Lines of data
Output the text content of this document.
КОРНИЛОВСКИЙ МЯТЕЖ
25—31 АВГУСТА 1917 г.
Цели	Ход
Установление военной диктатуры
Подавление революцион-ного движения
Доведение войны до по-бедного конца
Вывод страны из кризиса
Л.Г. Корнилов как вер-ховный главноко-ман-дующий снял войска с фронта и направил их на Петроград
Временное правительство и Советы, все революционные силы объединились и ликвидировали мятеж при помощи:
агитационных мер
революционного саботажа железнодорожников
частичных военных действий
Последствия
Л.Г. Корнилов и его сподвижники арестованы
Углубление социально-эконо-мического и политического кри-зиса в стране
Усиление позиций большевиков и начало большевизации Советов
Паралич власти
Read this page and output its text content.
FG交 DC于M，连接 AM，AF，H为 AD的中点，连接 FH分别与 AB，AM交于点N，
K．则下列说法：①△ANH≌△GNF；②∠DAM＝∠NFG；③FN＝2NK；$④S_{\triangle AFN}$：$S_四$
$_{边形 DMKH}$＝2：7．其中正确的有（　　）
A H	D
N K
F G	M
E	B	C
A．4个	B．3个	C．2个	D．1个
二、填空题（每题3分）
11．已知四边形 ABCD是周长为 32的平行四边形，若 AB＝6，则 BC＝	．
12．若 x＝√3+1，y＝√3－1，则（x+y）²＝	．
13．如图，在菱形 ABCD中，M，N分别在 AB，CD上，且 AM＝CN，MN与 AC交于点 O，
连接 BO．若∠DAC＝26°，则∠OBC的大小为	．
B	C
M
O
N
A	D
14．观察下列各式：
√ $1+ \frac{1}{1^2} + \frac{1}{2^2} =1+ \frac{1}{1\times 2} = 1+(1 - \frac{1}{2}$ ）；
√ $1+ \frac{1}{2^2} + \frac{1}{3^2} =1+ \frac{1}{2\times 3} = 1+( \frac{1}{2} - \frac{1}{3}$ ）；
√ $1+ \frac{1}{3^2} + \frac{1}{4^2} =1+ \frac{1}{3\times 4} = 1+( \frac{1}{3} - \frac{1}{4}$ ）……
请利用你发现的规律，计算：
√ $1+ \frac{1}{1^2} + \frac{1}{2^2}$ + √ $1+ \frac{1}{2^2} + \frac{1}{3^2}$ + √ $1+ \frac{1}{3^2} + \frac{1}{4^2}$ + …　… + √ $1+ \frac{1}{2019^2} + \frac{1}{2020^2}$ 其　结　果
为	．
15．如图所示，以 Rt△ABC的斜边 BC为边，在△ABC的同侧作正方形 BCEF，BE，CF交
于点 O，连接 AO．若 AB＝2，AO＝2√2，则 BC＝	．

AIM OF THE TASK
Your task is to transcribe the listing above in full, exactly as given.

TASK ANSWER
Output the text content of this document.
КОРНИЛОВСКИЙ МЯТЕЖ
25—31 АВГУСТА 1917 г.
Цели	Ход
Установление военной диктатуры
Подавление революцион-ного движения
Доведение войны до по-бедного конца
Вывод страны из кризиса
Л.Г. Корнилов как вер-ховный главноко-ман-дующий снял войска с фронта и направил их на Петроград
Временное правительство и Советы, все революционные силы объединились и ликвидировали мятеж при помощи:
агитационных мер
революционного саботажа железнодорожников
частичных военных действий
Последствия
Л.Г. Корнилов и его сподвижники арестованы
Углубление социально-эконо-мического и политического кри-зиса в стране
Усиление позиций большевиков и начало большевизации Советов
Паралич власти
Read this page and output its text content.
FG交 DC于M，连接 AM，AF，H为 AD的中点，连接 FH分别与 AB，AM交于点N，
K．则下列说法：①△ANH≌△GNF；②∠DAM＝∠NFG；③FN＝2NK；$④S_{\triangle AFN}$：$S_四$
$_{边形 DMKH}$＝2：7．其中正确的有（　　）
A H	D
N K
F G	M
E	B	C
A．4个	B．3个	C．2个	D．1个
二、填空题（每题3分）
11．已知四边形 ABCD是周长为 32的平行四边形，若 AB＝6，则 BC＝	．
12．若 x＝√3+1，y＝√3－1，则（x+y）²＝	．
13．如图，在菱形 ABCD中，M，N分别在 AB，CD上，且 AM＝CN，MN与 AC交于点 O，
连接 BO．若∠DAC＝26°，则∠OBC的大小为	．
B	C
M
O
N
A	D
14．观察下列各式：
√ $1+ \frac{1}{1^2} + \frac{1}{2^2} =1+ \frac{1}{1\times 2} = 1+(1 - \frac{1}{2}$ ）；
√ $1+ \frac{1}{2^2} + \frac{1}{3^2} =1+ \frac{1}{2\times 3} = 1+( \frac{1}{2} - \frac{1}{3}$ ）；
√ $1+ \frac{1}{3^2} + \frac{1}{4^2} =1+ \frac{1}{3\times 4} = 1+( \frac{1}{3} - \frac{1}{4}$ ）……
请利用你发现的规律，计算：
√ $1+ \frac{1}{1^2} + \frac{1}{2^2}$ + √ $1+ \frac{1}{2^2} + \frac{1}{3^2}$ + √ $1+ \frac{1}{3^2} + \frac{1}{4^2}$ + …　… + √ $1+ \frac{1}{2019^2} + \frac{1}{2020^2}$ 其　结　果
为	．
15．如图所示，以 Rt△ABC的斜边 BC为边，在△ABC的同侧作正方形 BCEF，BE，CF交
于点 O，连接 AO．若 AB＝2，AO＝2√2，则 BC＝	．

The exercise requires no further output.